Scan the data below for the string "refresh". Copy every line where it appears.

(Extracted records)
────────────────────────────────────────
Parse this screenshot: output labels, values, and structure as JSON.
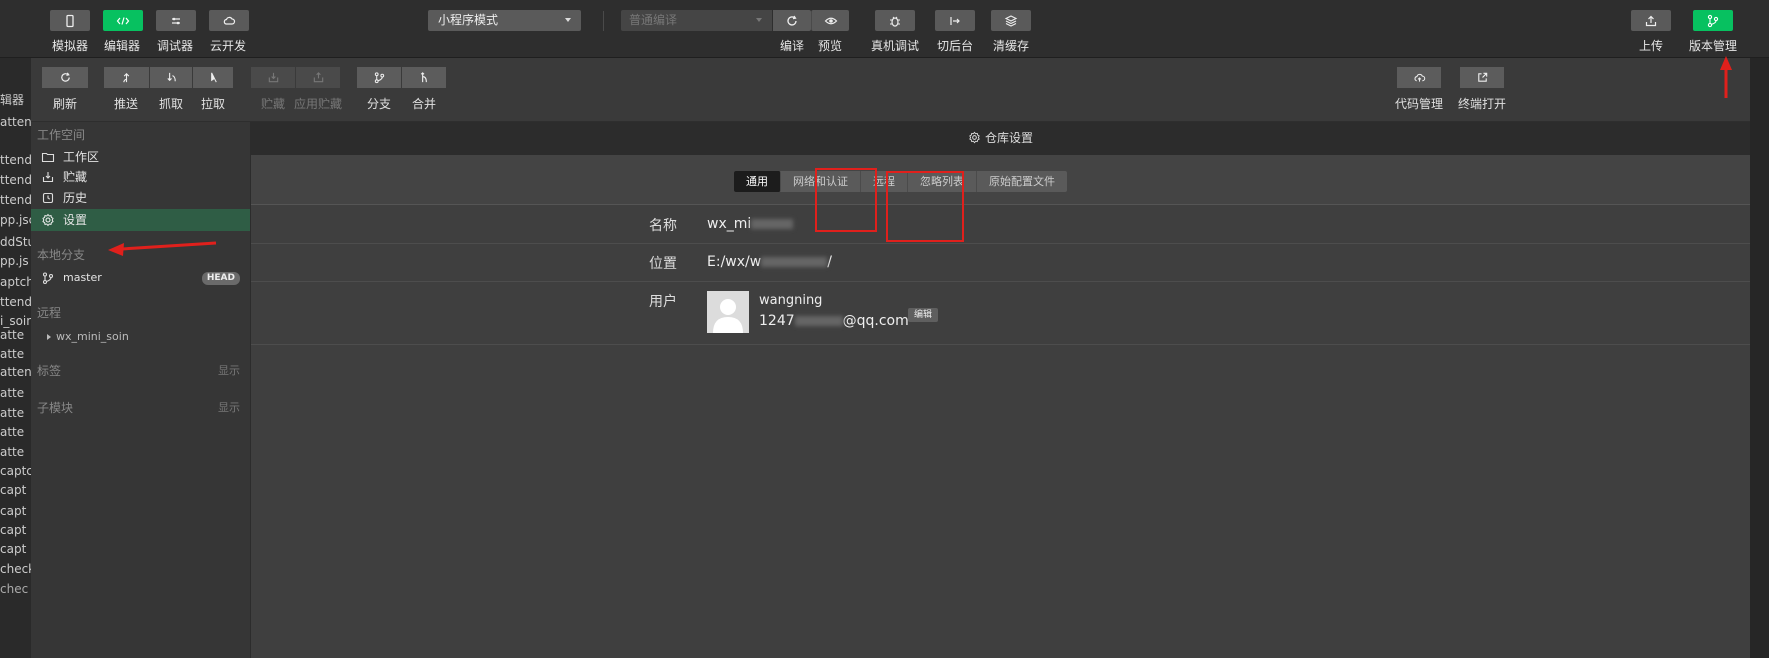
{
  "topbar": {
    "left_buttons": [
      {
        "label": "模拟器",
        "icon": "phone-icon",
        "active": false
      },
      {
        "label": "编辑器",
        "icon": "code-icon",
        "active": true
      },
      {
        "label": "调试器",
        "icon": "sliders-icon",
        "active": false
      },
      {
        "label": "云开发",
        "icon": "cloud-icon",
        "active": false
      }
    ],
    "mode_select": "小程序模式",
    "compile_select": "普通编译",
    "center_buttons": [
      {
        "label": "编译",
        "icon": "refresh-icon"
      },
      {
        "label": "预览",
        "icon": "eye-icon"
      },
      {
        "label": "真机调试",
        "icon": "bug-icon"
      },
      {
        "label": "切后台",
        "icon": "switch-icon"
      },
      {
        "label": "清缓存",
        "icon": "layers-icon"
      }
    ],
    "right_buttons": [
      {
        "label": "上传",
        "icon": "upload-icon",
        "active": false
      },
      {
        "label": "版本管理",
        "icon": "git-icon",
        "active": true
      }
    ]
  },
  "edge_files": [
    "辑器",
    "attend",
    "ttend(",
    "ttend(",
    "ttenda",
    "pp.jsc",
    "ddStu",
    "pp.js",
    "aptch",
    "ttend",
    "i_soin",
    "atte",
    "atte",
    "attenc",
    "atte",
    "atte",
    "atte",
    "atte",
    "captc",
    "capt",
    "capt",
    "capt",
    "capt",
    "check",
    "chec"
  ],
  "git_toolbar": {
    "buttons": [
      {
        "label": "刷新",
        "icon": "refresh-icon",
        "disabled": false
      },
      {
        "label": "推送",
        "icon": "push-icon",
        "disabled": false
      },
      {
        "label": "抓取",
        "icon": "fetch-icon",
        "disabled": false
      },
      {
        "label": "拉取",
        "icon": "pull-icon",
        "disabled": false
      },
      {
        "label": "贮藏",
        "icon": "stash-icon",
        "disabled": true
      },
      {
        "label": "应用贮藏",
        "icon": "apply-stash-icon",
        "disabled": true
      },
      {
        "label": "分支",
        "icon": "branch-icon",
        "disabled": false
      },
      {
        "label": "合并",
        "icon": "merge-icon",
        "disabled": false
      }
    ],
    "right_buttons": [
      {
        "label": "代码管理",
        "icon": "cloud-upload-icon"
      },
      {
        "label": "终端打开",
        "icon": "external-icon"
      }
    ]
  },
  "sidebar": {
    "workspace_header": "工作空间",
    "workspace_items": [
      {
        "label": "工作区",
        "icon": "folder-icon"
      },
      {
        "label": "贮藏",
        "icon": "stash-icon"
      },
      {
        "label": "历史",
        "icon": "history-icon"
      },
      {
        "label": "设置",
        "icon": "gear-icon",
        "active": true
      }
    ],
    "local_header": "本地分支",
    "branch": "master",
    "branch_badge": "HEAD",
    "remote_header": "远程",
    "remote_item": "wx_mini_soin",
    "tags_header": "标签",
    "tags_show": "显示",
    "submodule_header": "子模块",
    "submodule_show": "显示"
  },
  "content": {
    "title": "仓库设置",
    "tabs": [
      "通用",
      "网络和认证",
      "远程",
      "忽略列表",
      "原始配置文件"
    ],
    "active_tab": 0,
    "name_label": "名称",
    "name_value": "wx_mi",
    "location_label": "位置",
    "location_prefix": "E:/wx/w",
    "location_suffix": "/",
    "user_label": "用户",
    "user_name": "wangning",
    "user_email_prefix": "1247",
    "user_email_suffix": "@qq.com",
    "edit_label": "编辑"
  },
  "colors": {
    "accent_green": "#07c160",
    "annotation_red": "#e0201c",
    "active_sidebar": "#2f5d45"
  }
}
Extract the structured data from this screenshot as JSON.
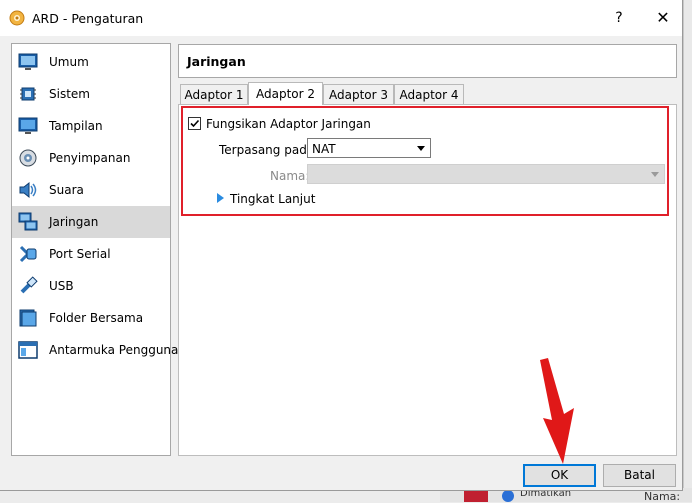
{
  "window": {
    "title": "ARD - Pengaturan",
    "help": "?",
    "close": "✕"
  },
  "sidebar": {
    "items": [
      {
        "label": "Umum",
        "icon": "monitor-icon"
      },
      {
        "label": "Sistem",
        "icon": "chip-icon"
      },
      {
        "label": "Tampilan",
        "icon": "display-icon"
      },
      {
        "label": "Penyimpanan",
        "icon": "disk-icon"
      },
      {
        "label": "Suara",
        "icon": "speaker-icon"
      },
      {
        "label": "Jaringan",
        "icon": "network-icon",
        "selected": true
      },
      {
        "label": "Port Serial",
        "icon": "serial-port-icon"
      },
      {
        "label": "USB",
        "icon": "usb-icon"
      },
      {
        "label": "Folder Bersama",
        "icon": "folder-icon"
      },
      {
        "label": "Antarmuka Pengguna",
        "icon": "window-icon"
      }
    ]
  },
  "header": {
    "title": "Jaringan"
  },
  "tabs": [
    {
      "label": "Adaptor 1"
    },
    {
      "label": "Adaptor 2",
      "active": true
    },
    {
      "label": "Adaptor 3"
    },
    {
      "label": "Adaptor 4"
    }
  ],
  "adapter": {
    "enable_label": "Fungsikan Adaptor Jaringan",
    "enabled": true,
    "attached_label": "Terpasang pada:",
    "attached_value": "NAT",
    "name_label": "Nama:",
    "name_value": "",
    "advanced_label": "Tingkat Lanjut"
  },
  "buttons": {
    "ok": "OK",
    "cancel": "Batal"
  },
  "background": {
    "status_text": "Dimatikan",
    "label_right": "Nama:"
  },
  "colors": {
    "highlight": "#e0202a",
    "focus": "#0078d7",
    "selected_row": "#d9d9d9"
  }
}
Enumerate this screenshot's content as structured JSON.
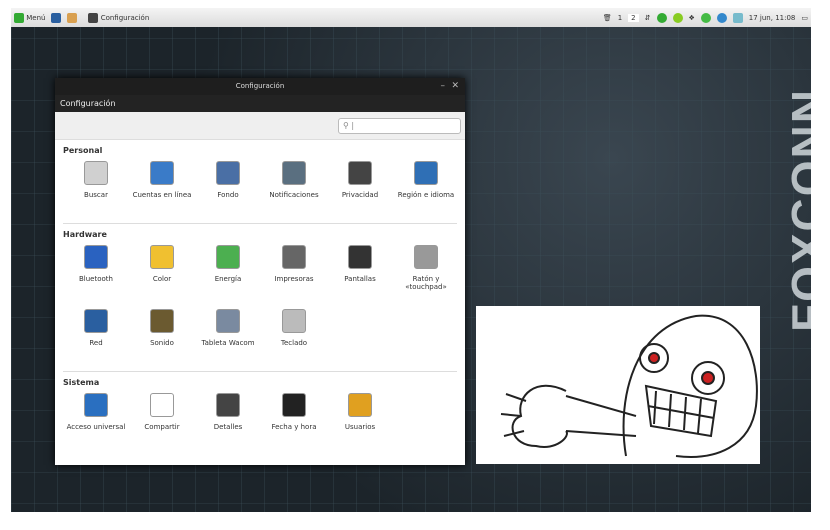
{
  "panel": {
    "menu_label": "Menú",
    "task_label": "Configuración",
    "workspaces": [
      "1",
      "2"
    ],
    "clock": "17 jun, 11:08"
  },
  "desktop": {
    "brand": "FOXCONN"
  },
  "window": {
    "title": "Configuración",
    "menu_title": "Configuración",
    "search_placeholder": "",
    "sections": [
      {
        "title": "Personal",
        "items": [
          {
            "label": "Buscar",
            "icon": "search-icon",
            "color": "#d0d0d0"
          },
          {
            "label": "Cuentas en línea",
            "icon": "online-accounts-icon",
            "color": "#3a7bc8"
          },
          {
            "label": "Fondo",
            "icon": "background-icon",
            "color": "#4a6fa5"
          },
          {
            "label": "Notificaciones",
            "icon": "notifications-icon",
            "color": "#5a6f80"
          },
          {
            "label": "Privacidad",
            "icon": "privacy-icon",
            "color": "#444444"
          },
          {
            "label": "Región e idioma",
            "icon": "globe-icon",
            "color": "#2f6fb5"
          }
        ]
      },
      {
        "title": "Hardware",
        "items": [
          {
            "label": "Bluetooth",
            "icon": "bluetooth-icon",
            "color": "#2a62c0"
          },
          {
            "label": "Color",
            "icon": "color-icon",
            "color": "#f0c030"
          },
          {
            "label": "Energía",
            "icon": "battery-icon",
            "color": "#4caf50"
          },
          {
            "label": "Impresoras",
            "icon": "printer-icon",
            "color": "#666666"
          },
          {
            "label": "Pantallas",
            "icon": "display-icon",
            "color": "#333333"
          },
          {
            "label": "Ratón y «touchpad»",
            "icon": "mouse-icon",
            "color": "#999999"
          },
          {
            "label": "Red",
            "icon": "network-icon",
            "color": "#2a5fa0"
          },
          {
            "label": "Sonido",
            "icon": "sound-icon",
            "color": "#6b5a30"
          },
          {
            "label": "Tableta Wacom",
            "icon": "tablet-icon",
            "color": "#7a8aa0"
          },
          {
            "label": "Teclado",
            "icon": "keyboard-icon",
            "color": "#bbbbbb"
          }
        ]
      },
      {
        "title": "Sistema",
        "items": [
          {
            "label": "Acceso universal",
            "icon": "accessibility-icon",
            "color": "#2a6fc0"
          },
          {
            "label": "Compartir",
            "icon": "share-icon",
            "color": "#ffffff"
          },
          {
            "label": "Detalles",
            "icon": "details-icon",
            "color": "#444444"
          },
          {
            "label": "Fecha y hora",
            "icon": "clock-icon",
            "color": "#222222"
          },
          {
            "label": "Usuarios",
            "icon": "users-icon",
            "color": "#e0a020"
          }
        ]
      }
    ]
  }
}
────────────────────────────────────────
- **ANSWER FOR THIS EXERCISE**:
        "icon": "refresh-icon"
        "icon": "refresh-icon",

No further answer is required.